**Written exercise**
Rewrite the data below, changing every "favorite-button" to "wishlist-button" and leaving everything else as it is.

Annotated region listings
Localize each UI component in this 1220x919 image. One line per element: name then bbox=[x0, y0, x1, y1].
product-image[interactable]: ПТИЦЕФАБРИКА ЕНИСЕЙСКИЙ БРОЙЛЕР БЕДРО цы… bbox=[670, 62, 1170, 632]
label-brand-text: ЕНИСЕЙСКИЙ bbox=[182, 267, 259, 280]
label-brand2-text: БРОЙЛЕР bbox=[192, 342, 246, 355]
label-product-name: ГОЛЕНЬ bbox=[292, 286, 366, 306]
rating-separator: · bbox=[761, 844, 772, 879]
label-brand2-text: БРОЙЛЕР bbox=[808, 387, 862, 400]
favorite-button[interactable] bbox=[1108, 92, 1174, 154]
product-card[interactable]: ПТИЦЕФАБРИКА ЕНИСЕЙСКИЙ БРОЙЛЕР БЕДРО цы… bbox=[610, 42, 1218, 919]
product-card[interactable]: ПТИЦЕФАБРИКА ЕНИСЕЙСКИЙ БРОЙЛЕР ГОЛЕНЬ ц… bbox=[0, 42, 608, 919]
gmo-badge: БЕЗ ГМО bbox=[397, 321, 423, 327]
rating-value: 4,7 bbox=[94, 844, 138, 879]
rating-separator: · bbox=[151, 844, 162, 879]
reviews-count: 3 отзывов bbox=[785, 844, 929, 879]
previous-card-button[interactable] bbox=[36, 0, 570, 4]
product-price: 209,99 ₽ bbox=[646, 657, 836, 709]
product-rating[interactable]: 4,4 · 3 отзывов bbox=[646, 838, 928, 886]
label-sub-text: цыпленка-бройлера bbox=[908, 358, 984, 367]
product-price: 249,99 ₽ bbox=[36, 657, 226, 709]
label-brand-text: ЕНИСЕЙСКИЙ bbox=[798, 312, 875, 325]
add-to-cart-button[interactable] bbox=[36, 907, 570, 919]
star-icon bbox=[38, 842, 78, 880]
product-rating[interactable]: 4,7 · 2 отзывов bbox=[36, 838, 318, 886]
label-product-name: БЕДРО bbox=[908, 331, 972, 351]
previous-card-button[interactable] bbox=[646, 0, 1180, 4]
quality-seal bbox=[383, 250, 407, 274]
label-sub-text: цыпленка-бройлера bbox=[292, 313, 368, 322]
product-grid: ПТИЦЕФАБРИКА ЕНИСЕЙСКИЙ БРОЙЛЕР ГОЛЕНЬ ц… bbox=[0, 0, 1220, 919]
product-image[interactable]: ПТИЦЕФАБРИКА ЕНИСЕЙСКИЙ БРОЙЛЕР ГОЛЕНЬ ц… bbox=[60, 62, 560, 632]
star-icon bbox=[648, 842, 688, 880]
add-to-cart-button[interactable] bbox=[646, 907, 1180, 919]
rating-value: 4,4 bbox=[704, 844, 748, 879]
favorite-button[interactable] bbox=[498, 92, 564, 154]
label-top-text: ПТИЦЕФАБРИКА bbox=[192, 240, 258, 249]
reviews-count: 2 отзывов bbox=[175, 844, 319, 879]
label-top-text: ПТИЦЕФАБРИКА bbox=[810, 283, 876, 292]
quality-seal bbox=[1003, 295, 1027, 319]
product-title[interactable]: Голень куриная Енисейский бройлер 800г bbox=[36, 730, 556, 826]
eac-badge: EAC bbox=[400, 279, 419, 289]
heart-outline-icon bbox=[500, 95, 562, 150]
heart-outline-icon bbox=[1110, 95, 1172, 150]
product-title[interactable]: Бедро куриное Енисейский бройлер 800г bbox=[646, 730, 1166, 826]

**Solution for this problem**
Localize each UI component in this 1220x919 image. One line per element: name then bbox=[x0, y0, x1, y1].
product-image[interactable]: ПТИЦЕФАБРИКА ЕНИСЕЙСКИЙ БРОЙЛЕР БЕДРО цы… bbox=[670, 62, 1170, 632]
label-brand-text: ЕНИСЕЙСКИЙ bbox=[182, 267, 259, 280]
label-brand2-text: БРОЙЛЕР bbox=[192, 342, 246, 355]
label-product-name: ГОЛЕНЬ bbox=[292, 286, 366, 306]
rating-separator: · bbox=[761, 844, 772, 879]
label-brand2-text: БРОЙЛЕР bbox=[808, 387, 862, 400]
wishlist-button[interactable] bbox=[1108, 92, 1174, 154]
product-card[interactable]: ПТИЦЕФАБРИКА ЕНИСЕЙСКИЙ БРОЙЛЕР БЕДРО цы… bbox=[610, 42, 1218, 919]
product-card[interactable]: ПТИЦЕФАБРИКА ЕНИСЕЙСКИЙ БРОЙЛЕР ГОЛЕНЬ ц… bbox=[0, 42, 608, 919]
gmo-badge: БЕЗ ГМО bbox=[397, 321, 423, 327]
rating-value: 4,7 bbox=[94, 844, 138, 879]
rating-separator: · bbox=[151, 844, 162, 879]
reviews-count: 3 отзывов bbox=[785, 844, 929, 879]
previous-card-button[interactable] bbox=[36, 0, 570, 4]
product-price: 209,99 ₽ bbox=[646, 657, 836, 709]
product-rating[interactable]: 4,4 · 3 отзывов bbox=[646, 838, 928, 886]
label-sub-text: цыпленка-бройлера bbox=[908, 358, 984, 367]
product-price: 249,99 ₽ bbox=[36, 657, 226, 709]
label-brand-text: ЕНИСЕЙСКИЙ bbox=[798, 312, 875, 325]
add-to-cart-button[interactable] bbox=[36, 907, 570, 919]
star-icon bbox=[38, 842, 78, 880]
product-rating[interactable]: 4,7 · 2 отзывов bbox=[36, 838, 318, 886]
label-product-name: БЕДРО bbox=[908, 331, 972, 351]
previous-card-button[interactable] bbox=[646, 0, 1180, 4]
quality-seal bbox=[383, 250, 407, 274]
label-sub-text: цыпленка-бройлера bbox=[292, 313, 368, 322]
product-grid: ПТИЦЕФАБРИКА ЕНИСЕЙСКИЙ БРОЙЛЕР ГОЛЕНЬ ц… bbox=[0, 0, 1220, 919]
product-image[interactable]: ПТИЦЕФАБРИКА ЕНИСЕЙСКИЙ БРОЙЛЕР ГОЛЕНЬ ц… bbox=[60, 62, 560, 632]
star-icon bbox=[648, 842, 688, 880]
add-to-cart-button[interactable] bbox=[646, 907, 1180, 919]
rating-value: 4,4 bbox=[704, 844, 748, 879]
wishlist-button[interactable] bbox=[498, 92, 564, 154]
label-top-text: ПТИЦЕФАБРИКА bbox=[192, 240, 258, 249]
reviews-count: 2 отзывов bbox=[175, 844, 319, 879]
label-top-text: ПТИЦЕФАБРИКА bbox=[810, 283, 876, 292]
quality-seal bbox=[1003, 295, 1027, 319]
product-title[interactable]: Голень куриная Енисейский бройлер 800г bbox=[36, 730, 556, 826]
eac-badge: EAC bbox=[400, 279, 419, 289]
heart-outline-icon bbox=[500, 95, 562, 150]
heart-outline-icon bbox=[1110, 95, 1172, 150]
product-title[interactable]: Бедро куриное Енисейский бройлер 800г bbox=[646, 730, 1166, 826]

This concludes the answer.